### Written request
Below are some records; reproduce every one of them exactly.

### Dataset extract
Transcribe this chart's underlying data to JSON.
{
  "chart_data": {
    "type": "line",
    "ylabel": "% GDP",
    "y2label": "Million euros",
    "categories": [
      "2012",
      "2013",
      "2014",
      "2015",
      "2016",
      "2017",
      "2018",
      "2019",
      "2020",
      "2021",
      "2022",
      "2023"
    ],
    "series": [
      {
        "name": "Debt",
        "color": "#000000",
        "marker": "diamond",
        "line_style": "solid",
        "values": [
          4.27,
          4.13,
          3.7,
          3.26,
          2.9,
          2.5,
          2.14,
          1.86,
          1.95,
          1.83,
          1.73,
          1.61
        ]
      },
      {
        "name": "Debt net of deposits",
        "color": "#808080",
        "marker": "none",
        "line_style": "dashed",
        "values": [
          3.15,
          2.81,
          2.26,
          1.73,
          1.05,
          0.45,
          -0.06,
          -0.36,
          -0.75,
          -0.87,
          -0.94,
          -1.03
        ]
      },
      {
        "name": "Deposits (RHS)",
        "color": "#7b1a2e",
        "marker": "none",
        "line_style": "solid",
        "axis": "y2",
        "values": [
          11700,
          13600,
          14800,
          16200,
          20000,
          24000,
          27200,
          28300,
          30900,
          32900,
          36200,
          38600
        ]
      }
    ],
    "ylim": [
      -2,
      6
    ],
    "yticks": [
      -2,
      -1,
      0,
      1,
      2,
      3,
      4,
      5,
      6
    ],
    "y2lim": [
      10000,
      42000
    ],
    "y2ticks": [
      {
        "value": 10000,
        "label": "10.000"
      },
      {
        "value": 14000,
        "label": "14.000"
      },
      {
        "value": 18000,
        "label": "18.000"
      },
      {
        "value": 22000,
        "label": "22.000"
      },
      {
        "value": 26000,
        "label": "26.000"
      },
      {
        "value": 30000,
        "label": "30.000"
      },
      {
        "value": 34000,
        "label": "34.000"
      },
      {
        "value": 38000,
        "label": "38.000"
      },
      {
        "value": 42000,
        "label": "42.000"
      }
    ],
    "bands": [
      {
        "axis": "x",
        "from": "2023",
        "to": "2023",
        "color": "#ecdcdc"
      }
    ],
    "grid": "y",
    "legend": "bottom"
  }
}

### Reply to the task
Transcribe this chart's underlying data to JSON.
{
  "chart_data": {
    "type": "line",
    "ylabel": "% GDP",
    "y2label": "Million euros",
    "categories": [
      "2012",
      "2013",
      "2014",
      "2015",
      "2016",
      "2017",
      "2018",
      "2019",
      "2020",
      "2021",
      "2022",
      "2023"
    ],
    "series": [
      {
        "name": "Debt",
        "color": "#000000",
        "marker": "diamond",
        "line_style": "solid",
        "values": [
          4.27,
          4.13,
          3.7,
          3.26,
          2.9,
          2.5,
          2.14,
          1.86,
          1.95,
          1.83,
          1.73,
          1.61
        ]
      },
      {
        "name": "Debt net of deposits",
        "color": "#808080",
        "marker": "none",
        "line_style": "dashed",
        "values": [
          3.15,
          2.81,
          2.26,
          1.73,
          1.05,
          0.45,
          -0.06,
          -0.36,
          -0.75,
          -0.87,
          -0.94,
          -1.03
        ]
      },
      {
        "name": "Deposits (RHS)",
        "color": "#7b1a2e",
        "marker": "none",
        "line_style": "solid",
        "axis": "y2",
        "values": [
          11700,
          13600,
          14800,
          16200,
          20000,
          24000,
          27200,
          28300,
          30900,
          32900,
          36200,
          38600
        ]
      }
    ],
    "ylim": [
      -2,
      6
    ],
    "yticks": [
      -2,
      -1,
      0,
      1,
      2,
      3,
      4,
      5,
      6
    ],
    "y2lim": [
      10000,
      42000
    ],
    "y2ticks": [
      {
        "value": 10000,
        "label": "10.000"
      },
      {
        "value": 14000,
        "label": "14.000"
      },
      {
        "value": 18000,
        "label": "18.000"
      },
      {
        "value": 22000,
        "label": "22.000"
      },
      {
        "value": 26000,
        "label": "26.000"
      },
      {
        "value": 30000,
        "label": "30.000"
      },
      {
        "value": 34000,
        "label": "34.000"
      },
      {
        "value": 38000,
        "label": "38.000"
      },
      {
        "value": 42000,
        "label": "42.000"
      }
    ],
    "bands": [
      {
        "axis": "x",
        "from": "2023",
        "to": "2023",
        "color": "#ecdcdc"
      }
    ],
    "grid": "y",
    "legend": "bottom"
  }
}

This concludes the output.